» **TASK GOAL**
In the data below, find every line that has the string "this", and copy it.

» **DATA TO PROCESS**
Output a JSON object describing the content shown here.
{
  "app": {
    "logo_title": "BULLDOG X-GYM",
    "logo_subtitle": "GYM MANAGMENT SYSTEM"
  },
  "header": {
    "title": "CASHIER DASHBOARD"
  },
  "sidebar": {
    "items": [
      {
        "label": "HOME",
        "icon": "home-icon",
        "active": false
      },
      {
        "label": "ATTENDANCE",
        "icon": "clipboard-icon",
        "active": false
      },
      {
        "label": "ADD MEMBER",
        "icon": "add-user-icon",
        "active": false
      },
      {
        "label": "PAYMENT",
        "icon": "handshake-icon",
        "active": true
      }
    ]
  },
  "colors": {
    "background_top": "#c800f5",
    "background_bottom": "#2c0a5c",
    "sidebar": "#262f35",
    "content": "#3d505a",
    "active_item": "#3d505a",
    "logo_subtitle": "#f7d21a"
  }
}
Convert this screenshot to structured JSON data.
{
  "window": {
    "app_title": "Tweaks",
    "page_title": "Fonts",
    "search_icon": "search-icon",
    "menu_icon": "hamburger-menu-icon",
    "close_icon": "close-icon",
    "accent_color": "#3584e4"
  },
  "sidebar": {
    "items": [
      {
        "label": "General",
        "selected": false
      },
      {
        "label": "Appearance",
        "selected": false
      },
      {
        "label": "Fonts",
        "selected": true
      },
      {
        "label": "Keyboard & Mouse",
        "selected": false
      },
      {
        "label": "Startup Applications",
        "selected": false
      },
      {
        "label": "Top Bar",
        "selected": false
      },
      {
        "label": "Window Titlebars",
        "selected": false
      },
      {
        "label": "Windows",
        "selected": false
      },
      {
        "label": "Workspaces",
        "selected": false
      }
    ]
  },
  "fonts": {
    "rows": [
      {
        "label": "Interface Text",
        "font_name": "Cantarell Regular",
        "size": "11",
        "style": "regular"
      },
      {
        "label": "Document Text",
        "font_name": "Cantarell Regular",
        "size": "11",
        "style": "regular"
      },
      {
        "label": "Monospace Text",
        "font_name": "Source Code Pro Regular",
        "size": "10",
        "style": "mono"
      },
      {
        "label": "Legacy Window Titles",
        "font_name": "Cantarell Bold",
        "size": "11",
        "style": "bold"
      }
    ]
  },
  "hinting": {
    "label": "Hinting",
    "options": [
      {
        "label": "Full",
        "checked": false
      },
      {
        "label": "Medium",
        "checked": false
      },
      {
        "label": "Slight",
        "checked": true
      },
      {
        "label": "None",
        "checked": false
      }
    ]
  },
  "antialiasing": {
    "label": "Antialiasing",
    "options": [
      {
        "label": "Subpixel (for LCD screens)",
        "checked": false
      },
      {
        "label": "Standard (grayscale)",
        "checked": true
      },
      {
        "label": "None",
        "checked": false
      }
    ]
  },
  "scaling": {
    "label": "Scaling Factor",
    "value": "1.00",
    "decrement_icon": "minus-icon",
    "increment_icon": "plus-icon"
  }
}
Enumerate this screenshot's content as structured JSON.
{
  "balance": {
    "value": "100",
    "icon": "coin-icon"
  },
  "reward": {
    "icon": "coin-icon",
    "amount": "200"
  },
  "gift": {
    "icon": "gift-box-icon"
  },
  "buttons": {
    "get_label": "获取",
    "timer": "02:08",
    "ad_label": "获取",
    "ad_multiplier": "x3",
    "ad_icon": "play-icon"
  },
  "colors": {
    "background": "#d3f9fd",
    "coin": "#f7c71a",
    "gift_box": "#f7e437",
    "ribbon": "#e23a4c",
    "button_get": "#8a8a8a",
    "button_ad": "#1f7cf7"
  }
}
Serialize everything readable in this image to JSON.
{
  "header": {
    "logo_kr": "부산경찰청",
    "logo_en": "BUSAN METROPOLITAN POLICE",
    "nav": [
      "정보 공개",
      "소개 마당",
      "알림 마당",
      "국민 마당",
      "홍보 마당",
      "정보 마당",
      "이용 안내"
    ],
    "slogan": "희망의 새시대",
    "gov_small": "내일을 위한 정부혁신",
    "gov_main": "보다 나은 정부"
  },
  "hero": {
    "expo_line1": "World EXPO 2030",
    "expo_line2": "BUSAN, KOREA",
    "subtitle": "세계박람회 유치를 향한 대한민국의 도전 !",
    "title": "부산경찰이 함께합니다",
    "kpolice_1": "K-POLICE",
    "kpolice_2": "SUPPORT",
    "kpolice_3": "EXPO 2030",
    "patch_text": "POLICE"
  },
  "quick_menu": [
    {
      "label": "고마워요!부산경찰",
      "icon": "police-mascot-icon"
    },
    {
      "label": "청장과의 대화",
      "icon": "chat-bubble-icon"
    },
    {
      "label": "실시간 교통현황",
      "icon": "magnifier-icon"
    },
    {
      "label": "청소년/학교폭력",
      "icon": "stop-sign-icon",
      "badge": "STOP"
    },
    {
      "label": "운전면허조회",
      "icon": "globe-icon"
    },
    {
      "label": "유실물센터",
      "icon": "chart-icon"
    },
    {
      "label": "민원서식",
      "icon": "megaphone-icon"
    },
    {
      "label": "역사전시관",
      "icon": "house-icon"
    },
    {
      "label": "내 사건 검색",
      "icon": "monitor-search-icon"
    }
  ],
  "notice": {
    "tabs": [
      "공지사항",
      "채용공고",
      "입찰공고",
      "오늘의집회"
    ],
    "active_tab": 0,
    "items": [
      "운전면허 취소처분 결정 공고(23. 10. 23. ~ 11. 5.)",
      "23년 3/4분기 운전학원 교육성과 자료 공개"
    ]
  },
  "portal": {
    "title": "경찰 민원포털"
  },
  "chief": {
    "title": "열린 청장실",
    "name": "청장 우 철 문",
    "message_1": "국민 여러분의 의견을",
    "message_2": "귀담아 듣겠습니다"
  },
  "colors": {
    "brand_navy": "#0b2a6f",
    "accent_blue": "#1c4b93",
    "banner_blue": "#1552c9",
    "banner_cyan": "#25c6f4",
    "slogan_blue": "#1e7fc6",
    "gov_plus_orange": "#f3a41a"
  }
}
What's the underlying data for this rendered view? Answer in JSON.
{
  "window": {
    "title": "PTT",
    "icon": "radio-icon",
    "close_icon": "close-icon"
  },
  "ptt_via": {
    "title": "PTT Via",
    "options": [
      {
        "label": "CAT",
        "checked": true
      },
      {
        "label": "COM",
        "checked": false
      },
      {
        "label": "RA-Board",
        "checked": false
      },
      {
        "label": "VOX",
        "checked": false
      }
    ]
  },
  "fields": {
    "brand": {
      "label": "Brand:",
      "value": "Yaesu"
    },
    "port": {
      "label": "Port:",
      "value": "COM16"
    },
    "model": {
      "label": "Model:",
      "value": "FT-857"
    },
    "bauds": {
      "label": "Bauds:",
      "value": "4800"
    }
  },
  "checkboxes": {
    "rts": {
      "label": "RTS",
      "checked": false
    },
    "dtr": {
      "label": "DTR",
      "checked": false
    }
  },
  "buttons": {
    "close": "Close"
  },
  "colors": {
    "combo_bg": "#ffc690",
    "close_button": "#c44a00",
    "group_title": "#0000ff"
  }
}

» **TASK RESPONSE**
Convert this screenshot to structured JSON data.
Enumerate this screenshot's content as structured JSON.
Serialize everything readable in this image to JSON.
What's the underlying data for this rendered view? Answer in JSON.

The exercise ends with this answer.